[Data excerpts]

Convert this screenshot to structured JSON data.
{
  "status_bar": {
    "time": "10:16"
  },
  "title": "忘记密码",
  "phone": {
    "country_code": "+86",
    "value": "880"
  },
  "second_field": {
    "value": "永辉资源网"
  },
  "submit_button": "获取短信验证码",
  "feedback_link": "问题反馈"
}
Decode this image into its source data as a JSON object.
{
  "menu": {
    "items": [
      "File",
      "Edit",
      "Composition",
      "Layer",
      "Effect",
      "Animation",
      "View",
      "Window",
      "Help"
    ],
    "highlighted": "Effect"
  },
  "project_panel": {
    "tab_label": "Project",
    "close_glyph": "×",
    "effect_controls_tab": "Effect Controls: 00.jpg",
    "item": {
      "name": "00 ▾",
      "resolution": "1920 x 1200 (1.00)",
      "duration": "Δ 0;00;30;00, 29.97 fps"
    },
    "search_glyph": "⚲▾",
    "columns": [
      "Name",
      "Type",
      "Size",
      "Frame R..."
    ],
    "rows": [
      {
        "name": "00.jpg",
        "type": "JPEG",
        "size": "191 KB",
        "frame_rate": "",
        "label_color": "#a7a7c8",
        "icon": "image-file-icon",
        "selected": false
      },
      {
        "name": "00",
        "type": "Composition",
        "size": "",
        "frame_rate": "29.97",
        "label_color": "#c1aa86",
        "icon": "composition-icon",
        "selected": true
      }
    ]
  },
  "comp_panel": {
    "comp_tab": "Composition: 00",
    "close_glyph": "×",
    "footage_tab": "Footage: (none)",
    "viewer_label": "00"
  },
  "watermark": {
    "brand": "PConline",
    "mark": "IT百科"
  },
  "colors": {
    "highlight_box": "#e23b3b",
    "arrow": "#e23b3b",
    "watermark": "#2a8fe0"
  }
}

> [WHAT IS EXPECTED]: Every line above should be written out again exactly as it stands.

> [TASK RESULT]:
Convert this screenshot to structured JSON data.
{
  "status_bar": {
    "time": "10:16"
  },
  "title": "忘记密码",
  "phone": {
    "country_code": "+86",
    "value": "880"
  },
  "second_field": {
    "value": "永辉资源网"
  },
  "submit_button": "获取短信验证码",
  "feedback_link": "问题反馈"
}
Decode this image into its source data as a JSON object.
{
  "menu": {
    "items": [
      "File",
      "Edit",
      "Composition",
      "Layer",
      "Effect",
      "Animation",
      "View",
      "Window",
      "Help"
    ],
    "highlighted": "Effect"
  },
  "project_panel": {
    "tab_label": "Project",
    "close_glyph": "×",
    "effect_controls_tab": "Effect Controls: 00.jpg",
    "item": {
      "name": "00 ▾",
      "resolution": "1920 x 1200 (1.00)",
      "duration": "Δ 0;00;30;00, 29.97 fps"
    },
    "search_glyph": "⚲▾",
    "columns": [
      "Name",
      "Type",
      "Size",
      "Frame R..."
    ],
    "rows": [
      {
        "name": "00.jpg",
        "type": "JPEG",
        "size": "191 KB",
        "frame_rate": "",
        "label_color": "#a7a7c8",
        "icon": "image-file-icon",
        "selected": false
      },
      {
        "name": "00",
        "type": "Composition",
        "size": "",
        "frame_rate": "29.97",
        "label_color": "#c1aa86",
        "icon": "composition-icon",
        "selected": true
      }
    ]
  },
  "comp_panel": {
    "comp_tab": "Composition: 00",
    "close_glyph": "×",
    "footage_tab": "Footage: (none)",
    "viewer_label": "00"
  },
  "watermark": {
    "brand": "PConline",
    "mark": "IT百科"
  },
  "colors": {
    "highlight_box": "#e23b3b",
    "arrow": "#e23b3b",
    "watermark": "#2a8fe0"
  }
}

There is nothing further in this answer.